• [WORK TO COMPLETE]: Give every line of the material again, exactly as written.

• [Stored records]:
----------------

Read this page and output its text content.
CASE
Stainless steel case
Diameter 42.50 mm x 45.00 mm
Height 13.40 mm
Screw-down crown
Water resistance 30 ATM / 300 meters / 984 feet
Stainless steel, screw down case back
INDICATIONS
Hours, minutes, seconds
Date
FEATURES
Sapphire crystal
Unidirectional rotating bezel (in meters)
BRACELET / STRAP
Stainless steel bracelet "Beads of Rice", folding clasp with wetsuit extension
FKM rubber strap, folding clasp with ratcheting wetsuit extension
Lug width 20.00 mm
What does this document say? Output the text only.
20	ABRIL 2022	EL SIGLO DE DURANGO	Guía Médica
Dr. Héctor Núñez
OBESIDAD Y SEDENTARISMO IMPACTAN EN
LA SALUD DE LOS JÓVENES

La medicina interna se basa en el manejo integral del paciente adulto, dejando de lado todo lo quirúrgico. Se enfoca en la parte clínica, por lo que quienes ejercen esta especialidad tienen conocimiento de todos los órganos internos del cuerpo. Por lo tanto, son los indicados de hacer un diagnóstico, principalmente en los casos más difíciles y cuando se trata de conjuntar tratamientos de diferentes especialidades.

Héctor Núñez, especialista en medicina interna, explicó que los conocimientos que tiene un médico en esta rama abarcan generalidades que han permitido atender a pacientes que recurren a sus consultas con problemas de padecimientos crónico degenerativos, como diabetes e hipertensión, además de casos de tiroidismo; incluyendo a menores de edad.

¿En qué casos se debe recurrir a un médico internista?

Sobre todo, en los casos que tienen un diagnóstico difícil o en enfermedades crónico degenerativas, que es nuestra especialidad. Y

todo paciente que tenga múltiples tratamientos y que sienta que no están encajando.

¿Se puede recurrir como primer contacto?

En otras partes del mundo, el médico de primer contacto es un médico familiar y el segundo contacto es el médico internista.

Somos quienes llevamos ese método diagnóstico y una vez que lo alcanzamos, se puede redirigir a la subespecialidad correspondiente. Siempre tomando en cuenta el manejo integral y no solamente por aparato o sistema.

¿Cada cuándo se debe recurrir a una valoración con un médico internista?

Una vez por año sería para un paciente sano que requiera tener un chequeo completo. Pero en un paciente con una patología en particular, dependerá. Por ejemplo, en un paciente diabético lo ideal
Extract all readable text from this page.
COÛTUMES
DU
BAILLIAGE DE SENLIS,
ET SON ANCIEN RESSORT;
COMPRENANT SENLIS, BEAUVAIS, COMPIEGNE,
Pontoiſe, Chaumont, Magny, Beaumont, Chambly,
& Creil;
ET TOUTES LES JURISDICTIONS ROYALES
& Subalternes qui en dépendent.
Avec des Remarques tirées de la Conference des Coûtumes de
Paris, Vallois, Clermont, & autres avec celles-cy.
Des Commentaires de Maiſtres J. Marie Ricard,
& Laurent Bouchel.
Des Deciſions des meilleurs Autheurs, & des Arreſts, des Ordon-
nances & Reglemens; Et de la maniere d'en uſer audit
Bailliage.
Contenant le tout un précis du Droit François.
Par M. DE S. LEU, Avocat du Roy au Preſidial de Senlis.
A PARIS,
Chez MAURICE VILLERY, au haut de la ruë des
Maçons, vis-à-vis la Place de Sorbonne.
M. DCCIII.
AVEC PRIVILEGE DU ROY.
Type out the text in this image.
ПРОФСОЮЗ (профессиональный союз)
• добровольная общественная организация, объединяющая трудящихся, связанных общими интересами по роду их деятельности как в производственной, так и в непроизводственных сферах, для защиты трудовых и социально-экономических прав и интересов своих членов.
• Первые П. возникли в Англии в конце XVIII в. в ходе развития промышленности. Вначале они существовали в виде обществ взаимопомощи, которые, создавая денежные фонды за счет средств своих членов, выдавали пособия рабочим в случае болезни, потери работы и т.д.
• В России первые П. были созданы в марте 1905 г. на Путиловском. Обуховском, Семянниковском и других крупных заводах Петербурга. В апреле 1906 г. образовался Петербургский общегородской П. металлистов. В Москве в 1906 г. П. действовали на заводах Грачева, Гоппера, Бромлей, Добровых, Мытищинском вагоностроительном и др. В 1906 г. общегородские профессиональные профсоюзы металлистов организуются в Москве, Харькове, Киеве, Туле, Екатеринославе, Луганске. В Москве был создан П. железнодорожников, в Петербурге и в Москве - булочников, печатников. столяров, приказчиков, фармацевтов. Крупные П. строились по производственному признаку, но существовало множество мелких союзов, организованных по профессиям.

----------------

• [EXERCISE ANSWER]:
Read this page and output its text content.
CASE
Stainless steel case
Diameter 42.50 mm x 45.00 mm
Height 13.40 mm
Screw-down crown
Water resistance 30 ATM / 300 meters / 984 feet
Stainless steel, screw down case back
INDICATIONS
Hours, minutes, seconds
Date
FEATURES
Sapphire crystal
Unidirectional rotating bezel (in meters)
BRACELET / STRAP
Stainless steel bracelet "Beads of Rice", folding clasp with wetsuit extension
FKM rubber strap, folding clasp with ratcheting wetsuit extension
Lug width 20.00 mm
What does this document say? Output the text only.
20	ABRIL 2022	EL SIGLO DE DURANGO	Guía Médica
Dr. Héctor Núñez
OBESIDAD Y SEDENTARISMO IMPACTAN EN
LA SALUD DE LOS JÓVENES

La medicina interna se basa en el manejo integral del paciente adulto, dejando de lado todo lo quirúrgico. Se enfoca en la parte clínica, por lo que quienes ejercen esta especialidad tienen conocimiento de todos los órganos internos del cuerpo. Por lo tanto, son los indicados de hacer un diagnóstico, principalmente en los casos más difíciles y cuando se trata de conjuntar tratamientos de diferentes especialidades.

Héctor Núñez, especialista en medicina interna, explicó que los conocimientos que tiene un médico en esta rama abarcan generalidades que han permitido atender a pacientes que recurren a sus consultas con problemas de padecimientos crónico degenerativos, como diabetes e hipertensión, además de casos de tiroidismo; incluyendo a menores de edad.

¿En qué casos se debe recurrir a un médico internista?

Sobre todo, en los casos que tienen un diagnóstico difícil o en enfermedades crónico degenerativas, que es nuestra especialidad. Y

todo paciente que tenga múltiples tratamientos y que sienta que no están encajando.

¿Se puede recurrir como primer contacto?

En otras partes del mundo, el médico de primer contacto es un médico familiar y el segundo contacto es el médico internista.

Somos quienes llevamos ese método diagnóstico y una vez que lo alcanzamos, se puede redirigir a la subespecialidad correspondiente. Siempre tomando en cuenta el manejo integral y no solamente por aparato o sistema.

¿Cada cuándo se debe recurrir a una valoración con un médico internista?

Una vez por año sería para un paciente sano que requiera tener un chequeo completo. Pero en un paciente con una patología en particular, dependerá. Por ejemplo, en un paciente diabético lo ideal
Extract all readable text from this page.
COÛTUMES
DU
BAILLIAGE DE SENLIS,
ET SON ANCIEN RESSORT;
COMPRENANT SENLIS, BEAUVAIS, COMPIEGNE,
Pontoiſe, Chaumont, Magny, Beaumont, Chambly,
& Creil;
ET TOUTES LES JURISDICTIONS ROYALES
& Subalternes qui en dépendent.
Avec des Remarques tirées de la Conference des Coûtumes de
Paris, Vallois, Clermont, & autres avec celles-cy.
Des Commentaires de Maiſtres J. Marie Ricard,
& Laurent Bouchel.
Des Deciſions des meilleurs Autheurs, & des Arreſts, des Ordon-
nances & Reglemens; Et de la maniere d'en uſer audit
Bailliage.
Contenant le tout un précis du Droit François.
Par M. DE S. LEU, Avocat du Roy au Preſidial de Senlis.
A PARIS,
Chez MAURICE VILLERY, au haut de la ruë des
Maçons, vis-à-vis la Place de Sorbonne.
M. DCCIII.
AVEC PRIVILEGE DU ROY.
Type out the text in this image.
ПРОФСОЮЗ (профессиональный союз)
• добровольная общественная организация, объединяющая трудящихся, связанных общими интересами по роду их деятельности как в производственной, так и в непроизводственных сферах, для защиты трудовых и социально-экономических прав и интересов своих членов.
• Первые П. возникли в Англии в конце XVIII в. в ходе развития промышленности. Вначале они существовали в виде обществ взаимопомощи, которые, создавая денежные фонды за счет средств своих членов, выдавали пособия рабочим в случае болезни, потери работы и т.д.
• В России первые П. были созданы в марте 1905 г. на Путиловском. Обуховском, Семянниковском и других крупных заводах Петербурга. В апреле 1906 г. образовался Петербургский общегородской П. металлистов. В Москве в 1906 г. П. действовали на заводах Грачева, Гоппера, Бромлей, Добровых, Мытищинском вагоностроительном и др. В 1906 г. общегородские профессиональные профсоюзы металлистов организуются в Москве, Харькове, Киеве, Туле, Екатеринославе, Луганске. В Москве был создан П. железнодорожников, в Петербурге и в Москве - булочников, печатников. столяров, приказчиков, фармацевтов. Крупные П. строились по производственному признаку, но существовало множество мелких союзов, организованных по профессиям.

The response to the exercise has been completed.